▶ Work required: Repeat the lines from the first one up to and including the line with "email-body-textarea[interactable]: Hello, You've", swapping "table-row-fragment" for "row-fragment" and leaving everything else unchanged.
..............................
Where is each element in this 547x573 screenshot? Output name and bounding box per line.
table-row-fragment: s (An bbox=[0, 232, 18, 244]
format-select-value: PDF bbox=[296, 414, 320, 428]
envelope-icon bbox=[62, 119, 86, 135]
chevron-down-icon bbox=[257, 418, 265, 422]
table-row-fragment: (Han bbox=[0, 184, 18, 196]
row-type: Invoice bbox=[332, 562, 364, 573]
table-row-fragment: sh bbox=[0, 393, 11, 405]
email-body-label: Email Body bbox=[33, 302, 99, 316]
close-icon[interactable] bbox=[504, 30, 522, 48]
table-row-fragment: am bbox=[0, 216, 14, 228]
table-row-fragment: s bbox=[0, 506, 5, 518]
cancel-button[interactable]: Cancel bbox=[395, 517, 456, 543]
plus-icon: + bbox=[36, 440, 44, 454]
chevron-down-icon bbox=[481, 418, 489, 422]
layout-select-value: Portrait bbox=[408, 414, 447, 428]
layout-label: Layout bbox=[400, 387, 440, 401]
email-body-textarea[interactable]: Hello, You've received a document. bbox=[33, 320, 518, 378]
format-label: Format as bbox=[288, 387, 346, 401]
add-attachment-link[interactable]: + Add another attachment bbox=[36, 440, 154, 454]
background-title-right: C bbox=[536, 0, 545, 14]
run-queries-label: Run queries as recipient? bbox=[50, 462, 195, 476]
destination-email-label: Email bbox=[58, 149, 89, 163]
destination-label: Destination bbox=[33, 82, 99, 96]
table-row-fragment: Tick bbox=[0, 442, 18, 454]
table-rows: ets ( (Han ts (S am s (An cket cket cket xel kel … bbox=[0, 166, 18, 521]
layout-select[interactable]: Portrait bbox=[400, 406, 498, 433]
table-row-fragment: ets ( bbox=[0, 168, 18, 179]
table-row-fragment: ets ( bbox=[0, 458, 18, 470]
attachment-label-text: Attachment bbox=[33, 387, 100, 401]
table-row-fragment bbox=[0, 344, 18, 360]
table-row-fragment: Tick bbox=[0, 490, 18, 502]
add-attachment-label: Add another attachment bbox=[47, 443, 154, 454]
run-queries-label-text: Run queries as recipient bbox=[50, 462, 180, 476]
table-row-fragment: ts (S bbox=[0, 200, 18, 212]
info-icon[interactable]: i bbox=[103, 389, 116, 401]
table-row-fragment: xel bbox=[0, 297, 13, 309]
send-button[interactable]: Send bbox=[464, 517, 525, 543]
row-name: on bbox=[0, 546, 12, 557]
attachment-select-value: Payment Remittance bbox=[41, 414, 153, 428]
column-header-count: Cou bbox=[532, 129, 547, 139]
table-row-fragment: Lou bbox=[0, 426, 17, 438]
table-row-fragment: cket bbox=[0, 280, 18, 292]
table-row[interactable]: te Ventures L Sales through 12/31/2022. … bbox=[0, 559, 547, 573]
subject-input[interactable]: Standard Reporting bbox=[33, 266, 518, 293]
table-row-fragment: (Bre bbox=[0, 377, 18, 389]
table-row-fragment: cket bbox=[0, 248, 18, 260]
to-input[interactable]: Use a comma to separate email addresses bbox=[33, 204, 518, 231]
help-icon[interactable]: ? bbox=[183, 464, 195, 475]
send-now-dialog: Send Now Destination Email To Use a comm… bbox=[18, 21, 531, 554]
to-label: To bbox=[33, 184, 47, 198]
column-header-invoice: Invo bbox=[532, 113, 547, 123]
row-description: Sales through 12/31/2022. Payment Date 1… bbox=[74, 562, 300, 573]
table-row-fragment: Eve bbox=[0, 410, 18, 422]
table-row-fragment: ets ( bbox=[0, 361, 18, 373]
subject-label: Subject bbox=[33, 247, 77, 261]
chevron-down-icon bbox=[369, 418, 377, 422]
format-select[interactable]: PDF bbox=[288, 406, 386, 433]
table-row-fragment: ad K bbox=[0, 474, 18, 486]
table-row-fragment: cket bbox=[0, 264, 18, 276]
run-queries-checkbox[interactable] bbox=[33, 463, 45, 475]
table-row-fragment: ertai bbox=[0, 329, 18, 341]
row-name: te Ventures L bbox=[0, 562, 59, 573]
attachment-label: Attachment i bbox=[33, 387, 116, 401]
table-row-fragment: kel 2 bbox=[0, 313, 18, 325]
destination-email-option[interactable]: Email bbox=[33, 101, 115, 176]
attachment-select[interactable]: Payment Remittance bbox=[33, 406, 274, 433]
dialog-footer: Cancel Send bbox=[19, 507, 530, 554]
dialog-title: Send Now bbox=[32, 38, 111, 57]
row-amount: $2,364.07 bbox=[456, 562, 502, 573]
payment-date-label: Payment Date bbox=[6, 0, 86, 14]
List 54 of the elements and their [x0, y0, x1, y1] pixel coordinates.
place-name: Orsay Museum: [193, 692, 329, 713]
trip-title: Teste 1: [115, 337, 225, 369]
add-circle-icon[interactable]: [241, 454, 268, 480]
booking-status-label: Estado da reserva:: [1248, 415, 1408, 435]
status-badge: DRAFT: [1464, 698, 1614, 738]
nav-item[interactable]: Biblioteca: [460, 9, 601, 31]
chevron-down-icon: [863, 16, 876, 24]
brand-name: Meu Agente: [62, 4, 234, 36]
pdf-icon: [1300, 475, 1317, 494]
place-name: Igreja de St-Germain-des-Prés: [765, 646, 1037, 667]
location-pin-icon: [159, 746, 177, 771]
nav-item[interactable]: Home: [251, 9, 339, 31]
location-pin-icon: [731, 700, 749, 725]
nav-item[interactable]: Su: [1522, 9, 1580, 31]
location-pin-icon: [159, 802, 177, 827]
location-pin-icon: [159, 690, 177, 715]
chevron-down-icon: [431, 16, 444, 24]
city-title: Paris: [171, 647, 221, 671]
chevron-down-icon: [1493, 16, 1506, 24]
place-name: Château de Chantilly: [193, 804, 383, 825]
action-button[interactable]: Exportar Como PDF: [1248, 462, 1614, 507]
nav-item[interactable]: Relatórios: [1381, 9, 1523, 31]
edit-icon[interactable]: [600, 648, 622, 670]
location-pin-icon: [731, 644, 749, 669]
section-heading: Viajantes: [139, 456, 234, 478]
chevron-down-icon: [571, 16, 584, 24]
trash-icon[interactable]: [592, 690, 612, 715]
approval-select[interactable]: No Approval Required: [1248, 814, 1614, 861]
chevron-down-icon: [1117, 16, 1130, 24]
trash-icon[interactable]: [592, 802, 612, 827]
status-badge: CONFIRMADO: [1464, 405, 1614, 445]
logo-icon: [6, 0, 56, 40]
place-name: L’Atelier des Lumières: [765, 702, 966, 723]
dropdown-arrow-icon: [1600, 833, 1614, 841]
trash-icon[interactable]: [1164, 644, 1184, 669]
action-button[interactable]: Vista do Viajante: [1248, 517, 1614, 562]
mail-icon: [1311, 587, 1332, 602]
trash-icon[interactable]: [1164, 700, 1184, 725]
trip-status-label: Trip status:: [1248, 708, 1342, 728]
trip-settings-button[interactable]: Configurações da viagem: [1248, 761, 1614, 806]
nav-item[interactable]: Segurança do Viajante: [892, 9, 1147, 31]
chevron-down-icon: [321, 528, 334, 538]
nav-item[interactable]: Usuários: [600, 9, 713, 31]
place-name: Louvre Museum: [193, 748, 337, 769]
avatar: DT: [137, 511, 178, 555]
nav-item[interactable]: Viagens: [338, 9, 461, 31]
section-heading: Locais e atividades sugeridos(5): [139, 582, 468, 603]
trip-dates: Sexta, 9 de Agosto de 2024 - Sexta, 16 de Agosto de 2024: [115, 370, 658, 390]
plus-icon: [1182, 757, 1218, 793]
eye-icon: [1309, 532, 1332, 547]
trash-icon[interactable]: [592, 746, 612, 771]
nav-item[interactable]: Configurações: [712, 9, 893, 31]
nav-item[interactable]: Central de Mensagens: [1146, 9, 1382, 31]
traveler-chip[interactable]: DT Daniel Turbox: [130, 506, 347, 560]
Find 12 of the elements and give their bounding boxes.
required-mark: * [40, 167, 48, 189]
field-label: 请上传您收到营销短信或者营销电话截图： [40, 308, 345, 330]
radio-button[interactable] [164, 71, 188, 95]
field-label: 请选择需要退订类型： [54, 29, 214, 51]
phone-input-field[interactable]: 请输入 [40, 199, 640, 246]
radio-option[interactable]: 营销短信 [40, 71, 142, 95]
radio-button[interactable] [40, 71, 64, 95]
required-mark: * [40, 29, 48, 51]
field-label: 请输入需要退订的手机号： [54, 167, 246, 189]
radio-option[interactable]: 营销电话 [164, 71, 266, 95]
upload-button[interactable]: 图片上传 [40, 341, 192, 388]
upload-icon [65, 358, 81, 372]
..............................
▶ Exercise answer:
Where is each element in this 547x573 screenshot? Output name and bounding box per line.
row-fragment: s (An bbox=[0, 232, 18, 244]
format-select-value: PDF bbox=[296, 414, 320, 428]
envelope-icon bbox=[62, 119, 86, 135]
chevron-down-icon bbox=[257, 418, 265, 422]
row-fragment: (Han bbox=[0, 184, 18, 196]
row-type: Invoice bbox=[332, 562, 364, 573]
row-fragment: sh bbox=[0, 393, 11, 405]
email-body-label: Email Body bbox=[33, 302, 99, 316]
close-icon[interactable] bbox=[504, 30, 522, 48]
row-fragment: am bbox=[0, 216, 14, 228]
row-fragment: s bbox=[0, 506, 5, 518]
cancel-button[interactable]: Cancel bbox=[395, 517, 456, 543]
plus-icon: + bbox=[36, 440, 44, 454]
chevron-down-icon bbox=[481, 418, 489, 422]
layout-select-value: Portrait bbox=[408, 414, 447, 428]
layout-label: Layout bbox=[400, 387, 440, 401]
email-body-textarea[interactable]: Hello, You've received a document. bbox=[33, 320, 518, 378]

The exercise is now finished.